> [THE TASK] Restate the records below word for word, and omit the images they hold.

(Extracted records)
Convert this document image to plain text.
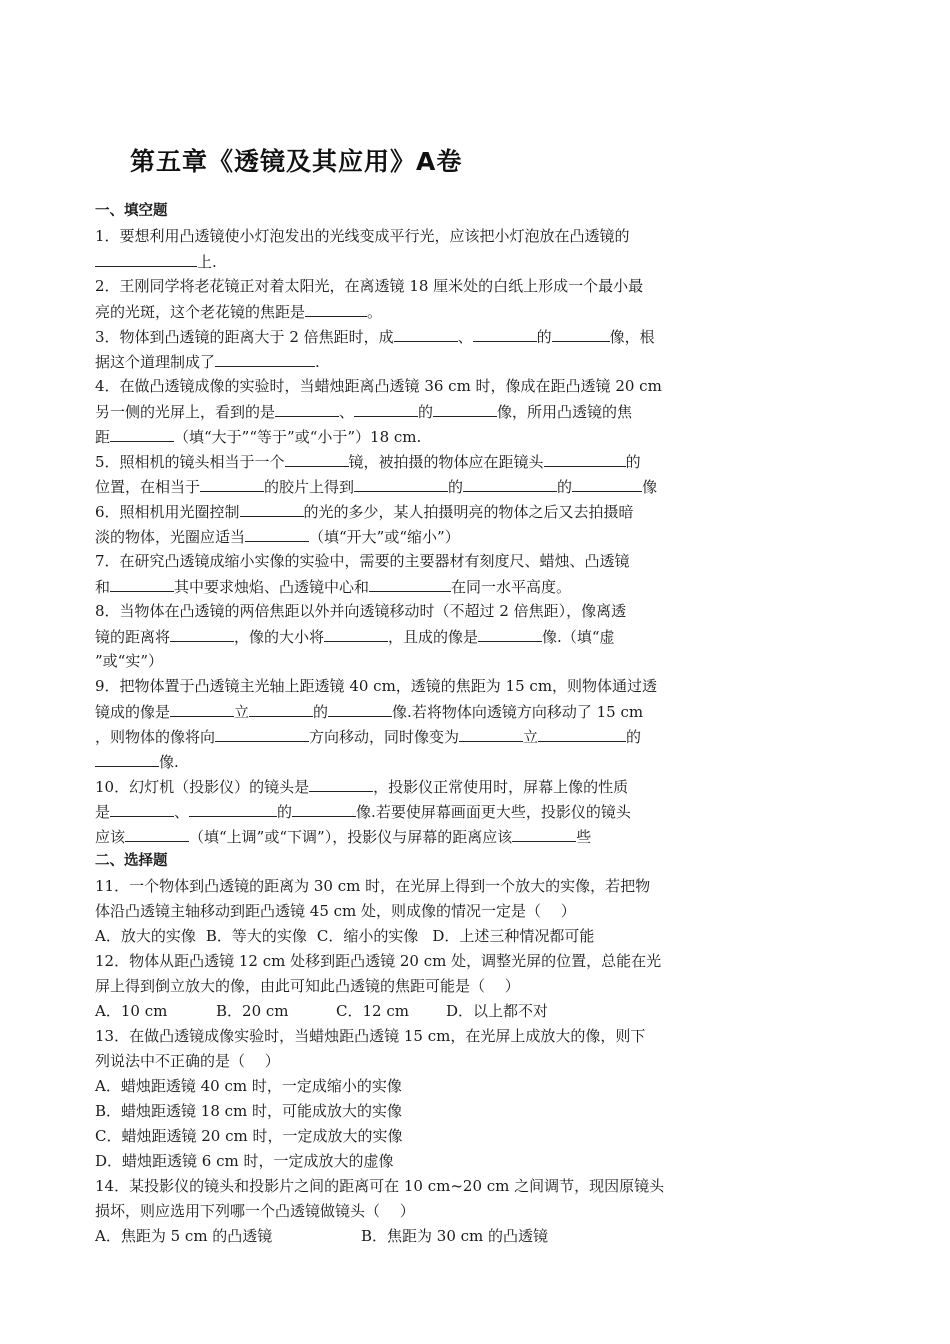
第五章《透镜及其应用》A卷
一、填空题
1．要想利用凸透镜使小灯泡发出的光线变成平行光，应该把小灯泡放在凸透镜的
上.
2．王刚同学将老花镜正对着太阳光，在离透镜 18 厘米处的白纸上形成一个最小最
亮的光斑，这个老花镜的焦距是	。
3．物体到凸透镜的距离大于 2 倍焦距时，成	、	的	像，根
据这个道理制成了	.
4．在做凸透镜成像的实验时，当蜡烛距离凸透镜 36 cm 时，像成在距凸透镜 20 cm
另一侧的光屏上，看到的是	、	的	像，所用凸透镜的焦
距	（填“大于”“等于”或“小于”）18 cm.
5．照相机的镜头相当于一个	镜，被拍摄的物体应在距镜头	的
位置，在相当于	的胶片上得到	的	的	像
6．照相机用光圈控制	的光的多少，某人拍摄明亮的物体之后又去拍摄暗
淡的物体，光圈应适当	（填“开大”或“缩小”）
7．在研究凸透镜成缩小实像的实验中，需要的主要器材有刻度尺、蜡烛、凸透镜
和	其中要求烛焰、凸透镜中心和	在同一水平高度。
8．当物体在凸透镜的两倍焦距以外并向透镜移动时（不超过 2 倍焦距），像离透
镜的距离将	，像的大小将	，且成的像是	像.（填“虚
”或“实”）
9．把物体置于凸透镜主光轴上距透镜 40 cm，透镜的焦距为 15 cm，则物体通过透
镜成的像是	立	的	像.若将物体向透镜方向移动了 15 cm
，则物体的像将向	方向移动，同时像变为	立	的
像.
10．幻灯机（投影仪）的镜头是	，投影仪正常使用时，屏幕上像的性质
是	、	的	像.若要使屏幕画面更大些，投影仪的镜头
应该	（填“上调”或“下调”），投影仪与屏幕的距离应该	些
二、选择题
11．一个物体到凸透镜的距离为 30 cm 时，在光屏上得到一个放大的实像，若把物
体沿凸透镜主轴移动到距凸透镜 45 cm 处，则成像的情况一定是（　 ）
A．放大的实像 B．等大的实像 C．缩小的实像 D．上述三种情况都可能
12．物体从距凸透镜 12 cm 处移到距凸透镜 20 cm 处，调整光屏的位置，总能在光
屏上得到倒立放大的像，由此可知此凸透镜的焦距可能是（　 ）
A．10 cm	B．20 cm	C．12 cm D．以上都不对
13．在做凸透镜成像实验时，当蜡烛距凸透镜 15 cm，在光屏上成放大的像，则下
列说法中不正确的是（　 ）
A．蜡烛距透镜 40 cm 时，一定成缩小的实像
B．蜡烛距透镜 18 cm 时，可能成放大的实像
C．蜡烛距透镜 20 cm 时，一定成放大的实像
D．蜡烛距透镜 6 cm 时，一定成放大的虚像
14．某投影仪的镜头和投影片之间的距离可在 10 cm~20 cm 之间调节，现因原镜头
损坏，则应选用下列哪一个凸透镜做镜头（　 ）
A．焦距为 5 cm 的凸透镜	B．焦距为 30 cm 的凸透镜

> [TASK RESULT]
Convert this document image to plain text.
第五章《透镜及其应用》A卷
一、填空题
1．要想利用凸透镜使小灯泡发出的光线变成平行光，应该把小灯泡放在凸透镜的
上.
2．王刚同学将老花镜正对着太阳光，在离透镜 18 厘米处的白纸上形成一个最小最
亮的光斑，这个老花镜的焦距是	。
3．物体到凸透镜的距离大于 2 倍焦距时，成	、	的	像，根
据这个道理制成了	.
4．在做凸透镜成像的实验时，当蜡烛距离凸透镜 36 cm 时，像成在距凸透镜 20 cm
另一侧的光屏上，看到的是	、	的	像，所用凸透镜的焦
距	（填“大于”“等于”或“小于”）18 cm.
5．照相机的镜头相当于一个	镜，被拍摄的物体应在距镜头	的
位置，在相当于	的胶片上得到	的	的	像
6．照相机用光圈控制	的光的多少，某人拍摄明亮的物体之后又去拍摄暗
淡的物体，光圈应适当	（填“开大”或“缩小”）
7．在研究凸透镜成缩小实像的实验中，需要的主要器材有刻度尺、蜡烛、凸透镜
和	其中要求烛焰、凸透镜中心和	在同一水平高度。
8．当物体在凸透镜的两倍焦距以外并向透镜移动时（不超过 2 倍焦距），像离透
镜的距离将	，像的大小将	，且成的像是	像.（填“虚
”或“实”）
9．把物体置于凸透镜主光轴上距透镜 40 cm，透镜的焦距为 15 cm，则物体通过透
镜成的像是	立	的	像.若将物体向透镜方向移动了 15 cm
，则物体的像将向	方向移动，同时像变为	立	的
像.
10．幻灯机（投影仪）的镜头是	，投影仪正常使用时，屏幕上像的性质
是	、	的	像.若要使屏幕画面更大些，投影仪的镜头
应该	（填“上调”或“下调”），投影仪与屏幕的距离应该	些
二、选择题
11．一个物体到凸透镜的距离为 30 cm 时，在光屏上得到一个放大的实像，若把物
体沿凸透镜主轴移动到距凸透镜 45 cm 处，则成像的情况一定是（　 ）
A．放大的实像 B．等大的实像 C．缩小的实像 D．上述三种情况都可能
12．物体从距凸透镜 12 cm 处移到距凸透镜 20 cm 处，调整光屏的位置，总能在光
屏上得到倒立放大的像，由此可知此凸透镜的焦距可能是（　 ）
A．10 cm	B．20 cm	C．12 cm D．以上都不对
13．在做凸透镜成像实验时，当蜡烛距凸透镜 15 cm，在光屏上成放大的像，则下
列说法中不正确的是（　 ）
A．蜡烛距透镜 40 cm 时，一定成缩小的实像
B．蜡烛距透镜 18 cm 时，可能成放大的实像
C．蜡烛距透镜 20 cm 时，一定成放大的实像
D．蜡烛距透镜 6 cm 时，一定成放大的虚像
14．某投影仪的镜头和投影片之间的距离可在 10 cm~20 cm 之间调节，现因原镜头
损坏，则应选用下列哪一个凸透镜做镜头（　 ）
A．焦距为 5 cm 的凸透镜	B．焦距为 30 cm 的凸透镜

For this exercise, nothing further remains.